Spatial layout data
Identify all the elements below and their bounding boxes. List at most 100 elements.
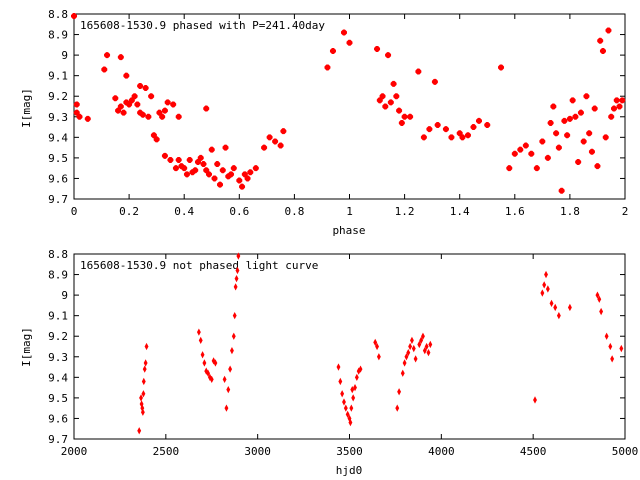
phased-data-point — [448, 134, 455, 141]
unphased-data-point — [342, 398, 346, 406]
unphased-data-point — [375, 342, 379, 351]
phased-data-point — [539, 138, 546, 145]
phased-data-point — [511, 150, 518, 157]
phased-data-point — [324, 64, 331, 71]
phased-data-point — [123, 99, 130, 106]
phased-data-point — [591, 105, 598, 112]
unphased-x-tick-label: 4500 — [520, 445, 547, 458]
phased-data-point — [569, 97, 576, 104]
unphased-y-tick-label: 9.6 — [48, 412, 68, 425]
unphased-data-point — [211, 357, 216, 365]
phased-data-point — [84, 115, 91, 122]
phased-data-point — [137, 82, 144, 89]
phased-data-point — [407, 113, 414, 120]
phased-data-point — [566, 115, 573, 122]
phased-data-point — [420, 134, 427, 141]
unphased-data-point — [604, 332, 609, 340]
phased-chart-title: 165608-1530.9 phased with P=241.40day — [80, 19, 325, 32]
phased-x-tick-label: 1.6 — [505, 205, 525, 218]
phased-data-point — [241, 171, 248, 178]
unphased-y-tick-label: 9.5 — [48, 392, 68, 405]
phased-data-point — [583, 93, 590, 100]
unphased-data-point — [417, 340, 422, 349]
phased-data-point — [346, 39, 353, 46]
unphased-y-tick-label: 8.8 — [48, 248, 68, 261]
unphased-data-point — [402, 359, 407, 367]
phased-data-point — [76, 113, 83, 120]
unphased-data-point — [204, 367, 209, 375]
unphased-data-point — [338, 377, 343, 386]
unphased-y-tick-label: 9.3 — [48, 351, 68, 364]
phased-data-point — [101, 66, 108, 73]
unphased-data-point — [599, 307, 604, 316]
phased-data-point — [150, 132, 157, 139]
unphased-x-tick-label: 5000 — [612, 445, 639, 458]
phased-data-point — [228, 171, 235, 178]
unphased-y-tick-label: 9 — [61, 289, 68, 302]
phased-data-point — [442, 126, 449, 133]
unphased-plot-frame — [73, 253, 626, 440]
phased-data-point — [517, 146, 524, 153]
unphased-y-axis-label: I[mag] — [20, 327, 33, 367]
unphased-data-point — [422, 346, 427, 355]
phased-data-point — [610, 105, 617, 112]
unphased-data-point — [140, 408, 145, 416]
unphased-data-point — [236, 252, 241, 260]
unphased-data-point — [350, 386, 355, 394]
phased-y-tick-label: 9.1 — [48, 70, 68, 83]
phased-y-axis-label: I[mag] — [20, 88, 33, 128]
phased-data-point — [167, 156, 174, 163]
unphased-data-point — [224, 404, 229, 412]
phased-data-point — [594, 163, 601, 170]
unphased-data-point — [233, 283, 238, 291]
unphased-data-point — [232, 312, 237, 320]
phased-data-point — [203, 167, 210, 174]
unphased-data-point — [209, 375, 214, 384]
phased-data-point — [117, 54, 124, 61]
phased-data-point — [577, 109, 584, 116]
phased-data-point — [115, 107, 122, 114]
phased-data-point — [222, 144, 229, 151]
phased-data-point — [329, 48, 336, 54]
phased-data-point — [401, 113, 408, 120]
unphased-x-tick-label: 3000 — [244, 445, 271, 458]
phased-data-point — [605, 27, 612, 34]
phased-data-point — [470, 124, 477, 131]
unphased-data-point — [336, 363, 341, 371]
phased-data-point — [544, 154, 551, 161]
unphased-data-point — [353, 383, 357, 392]
phased-data-point — [153, 136, 160, 143]
phased-y-tick-label: 9.5 — [48, 152, 68, 165]
unphased-data-point — [376, 353, 381, 361]
phased-data-point — [211, 175, 218, 182]
unphased-x-tick-label: 2500 — [153, 445, 180, 458]
phased-data-point — [599, 48, 606, 54]
phased-data-point — [230, 165, 237, 172]
unphased-data-point — [397, 388, 402, 396]
phased-data-point — [131, 93, 138, 100]
unphased-data-point — [143, 359, 148, 367]
phased-data-point — [214, 161, 221, 168]
phased-x-tick-label: 0.6 — [229, 205, 249, 218]
unphased-data-point — [426, 349, 431, 357]
phased-data-point — [205, 171, 212, 178]
unphased-data-point — [198, 336, 203, 344]
phased-data-point — [181, 165, 188, 172]
phased-data-point — [71, 13, 77, 20]
phased-data-point — [225, 173, 232, 180]
phased-data-point — [175, 113, 182, 120]
unphased-data-point — [597, 295, 602, 303]
phased-data-point — [175, 156, 182, 163]
unphased-data-point — [343, 404, 348, 412]
phased-x-tick-label: 1 — [346, 205, 353, 218]
unphased-data-point — [230, 346, 234, 355]
unphased-x-tick-label: 2000 — [61, 445, 88, 458]
phased-data-point — [197, 154, 204, 161]
phased-y-tick-label: 8.8 — [48, 8, 68, 21]
unphased-data-point — [141, 390, 146, 398]
unphased-data-point — [373, 338, 378, 347]
unphased-data-point — [400, 369, 405, 377]
phased-data-point — [426, 126, 433, 133]
phased-data-point — [112, 95, 119, 102]
phased-data-point — [142, 85, 149, 91]
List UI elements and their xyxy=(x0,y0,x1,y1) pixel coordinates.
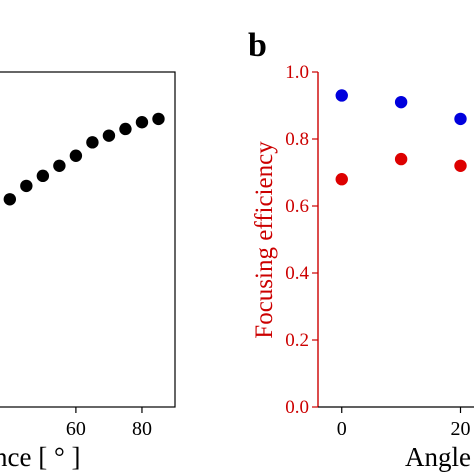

• [Exercise]:
Reproduce all of the records, swapping every "unphased-data-point" for "raw-data-point" and keeping everything else the same. Omit the pictures from your answer.

• [Finished answer]:
Identify all the elements below and their bounding boxes. List at most 100 elements.
phased-data-point — [448, 134, 455, 141]
raw-data-point — [342, 398, 346, 406]
raw-data-point — [375, 342, 379, 351]
phased-data-point — [539, 138, 546, 145]
phased-data-point — [511, 150, 518, 157]
phased-data-point — [324, 64, 331, 71]
phased-data-point — [123, 99, 130, 106]
phased-data-point — [591, 105, 598, 112]
unphased-x-tick-label: 4500 — [520, 445, 547, 458]
phased-data-point — [569, 97, 576, 104]
unphased-y-tick-label: 9.6 — [48, 412, 68, 425]
raw-data-point — [211, 357, 216, 365]
phased-data-point — [84, 115, 91, 122]
phased-data-point — [137, 82, 144, 89]
phased-data-point — [407, 113, 414, 120]
phased-data-point — [566, 115, 573, 122]
phased-data-point — [420, 134, 427, 141]
raw-data-point — [604, 332, 609, 340]
phased-chart-title: 165608-1530.9 phased with P=241.40day — [80, 19, 325, 32]
phased-x-tick-label: 1.6 — [505, 205, 525, 218]
phased-data-point — [241, 171, 248, 178]
unphased-y-tick-label: 9.5 — [48, 392, 68, 405]
phased-data-point — [583, 93, 590, 100]
raw-data-point — [417, 340, 422, 349]
phased-data-point — [346, 39, 353, 46]
unphased-y-tick-label: 8.8 — [48, 248, 68, 261]
raw-data-point — [402, 359, 407, 367]
phased-data-point — [76, 113, 83, 120]
raw-data-point — [204, 367, 209, 375]
raw-data-point — [338, 377, 343, 386]
unphased-y-tick-label: 9.3 — [48, 351, 68, 364]
phased-data-point — [101, 66, 108, 73]
raw-data-point — [599, 307, 604, 316]
phased-data-point — [150, 132, 157, 139]
unphased-x-tick-label: 5000 — [612, 445, 639, 458]
phased-data-point — [228, 171, 235, 178]
unphased-y-tick-label: 9 — [61, 289, 68, 302]
phased-data-point — [442, 126, 449, 133]
unphased-plot-frame — [73, 253, 626, 440]
phased-data-point — [517, 146, 524, 153]
unphased-y-axis-label: I[mag] — [20, 327, 33, 367]
raw-data-point — [422, 346, 427, 355]
phased-data-point — [610, 105, 617, 112]
raw-data-point — [140, 408, 145, 416]
raw-data-point — [236, 252, 241, 260]
raw-data-point — [350, 386, 355, 394]
phased-y-tick-label: 9.1 — [48, 70, 68, 83]
phased-y-axis-label: I[mag] — [20, 88, 33, 128]
phased-data-point — [167, 156, 174, 163]
raw-data-point — [224, 404, 229, 412]
phased-data-point — [594, 163, 601, 170]
raw-data-point — [233, 283, 238, 291]
raw-data-point — [232, 312, 237, 320]
phased-data-point — [203, 167, 210, 174]
raw-data-point — [209, 375, 214, 384]
phased-data-point — [117, 54, 124, 61]
phased-data-point — [577, 109, 584, 116]
phased-data-point — [115, 107, 122, 114]
phased-data-point — [222, 144, 229, 151]
phased-data-point — [329, 48, 336, 54]
phased-data-point — [401, 113, 408, 120]
unphased-x-tick-label: 3000 — [244, 445, 271, 458]
phased-data-point — [605, 27, 612, 34]
phased-data-point — [470, 124, 477, 131]
raw-data-point — [336, 363, 341, 371]
phased-data-point — [544, 154, 551, 161]
raw-data-point — [353, 383, 357, 392]
phased-data-point — [153, 136, 160, 143]
phased-y-tick-label: 9.5 — [48, 152, 68, 165]
raw-data-point — [376, 353, 381, 361]
phased-data-point — [211, 175, 218, 182]
unphased-x-tick-label: 2500 — [153, 445, 180, 458]
phased-data-point — [599, 48, 606, 54]
phased-data-point — [230, 165, 237, 172]
raw-data-point — [397, 388, 402, 396]
phased-data-point — [131, 93, 138, 100]
raw-data-point — [143, 359, 148, 367]
phased-data-point — [214, 161, 221, 168]
phased-x-tick-label: 0.6 — [229, 205, 249, 218]
raw-data-point — [426, 349, 431, 357]
phased-data-point — [205, 171, 212, 178]
raw-data-point — [198, 336, 203, 344]
phased-data-point — [181, 165, 188, 172]
phased-data-point — [71, 13, 77, 20]
phased-data-point — [225, 173, 232, 180]
phased-data-point — [175, 113, 182, 120]
raw-data-point — [597, 295, 602, 303]
phased-data-point — [175, 156, 182, 163]
raw-data-point — [343, 404, 348, 412]
phased-x-tick-label: 1 — [346, 205, 353, 218]
raw-data-point — [230, 346, 234, 355]
unphased-x-tick-label: 2000 — [61, 445, 88, 458]
phased-data-point — [197, 154, 204, 161]
phased-y-tick-label: 8.8 — [48, 8, 68, 21]
raw-data-point — [141, 390, 146, 398]
raw-data-point — [373, 338, 378, 347]
raw-data-point — [400, 369, 405, 377]
phased-data-point — [426, 126, 433, 133]
phased-data-point — [112, 95, 119, 102]
phased-data-point — [142, 85, 149, 91]
List UI elements and their xyxy=(x0,y0,x1,y1) pixel coordinates.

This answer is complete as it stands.